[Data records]
•••••

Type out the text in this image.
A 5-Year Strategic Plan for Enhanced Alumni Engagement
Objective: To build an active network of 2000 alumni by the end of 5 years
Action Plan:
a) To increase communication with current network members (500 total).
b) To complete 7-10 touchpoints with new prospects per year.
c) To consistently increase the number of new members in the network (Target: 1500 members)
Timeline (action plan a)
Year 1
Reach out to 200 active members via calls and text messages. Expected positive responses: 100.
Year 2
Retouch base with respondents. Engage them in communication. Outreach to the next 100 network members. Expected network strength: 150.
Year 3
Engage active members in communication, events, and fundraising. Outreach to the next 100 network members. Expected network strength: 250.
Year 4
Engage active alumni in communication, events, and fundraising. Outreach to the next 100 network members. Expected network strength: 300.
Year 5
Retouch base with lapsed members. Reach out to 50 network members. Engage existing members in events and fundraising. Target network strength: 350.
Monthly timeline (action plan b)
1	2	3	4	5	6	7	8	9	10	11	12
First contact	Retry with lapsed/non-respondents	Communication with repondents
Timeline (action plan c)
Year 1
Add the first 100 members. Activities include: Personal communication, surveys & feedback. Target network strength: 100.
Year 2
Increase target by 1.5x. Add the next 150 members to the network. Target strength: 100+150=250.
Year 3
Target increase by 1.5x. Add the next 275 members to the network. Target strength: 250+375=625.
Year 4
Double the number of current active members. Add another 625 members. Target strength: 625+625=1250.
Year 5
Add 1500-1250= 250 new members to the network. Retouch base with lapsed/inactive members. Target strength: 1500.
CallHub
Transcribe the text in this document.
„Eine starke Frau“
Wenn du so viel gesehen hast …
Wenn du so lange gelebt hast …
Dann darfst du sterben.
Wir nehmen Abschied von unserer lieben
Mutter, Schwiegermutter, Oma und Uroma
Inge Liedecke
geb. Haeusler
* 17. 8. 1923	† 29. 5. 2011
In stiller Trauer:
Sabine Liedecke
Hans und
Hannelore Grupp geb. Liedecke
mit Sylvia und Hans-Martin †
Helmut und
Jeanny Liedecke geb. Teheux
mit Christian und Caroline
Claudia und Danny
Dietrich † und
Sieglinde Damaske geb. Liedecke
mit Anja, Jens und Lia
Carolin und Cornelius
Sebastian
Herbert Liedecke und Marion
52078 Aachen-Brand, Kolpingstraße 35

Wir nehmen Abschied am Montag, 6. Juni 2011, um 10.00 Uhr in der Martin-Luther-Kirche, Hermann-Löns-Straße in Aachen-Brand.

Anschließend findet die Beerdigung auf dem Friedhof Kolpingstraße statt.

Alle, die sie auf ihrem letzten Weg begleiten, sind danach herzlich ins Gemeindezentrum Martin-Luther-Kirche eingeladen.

•••••

§ WHAT YOU SHOULD DO
Count the lines above in which the word "Martin" appears, then state only that count.

§ REPLY TO THE TASK
3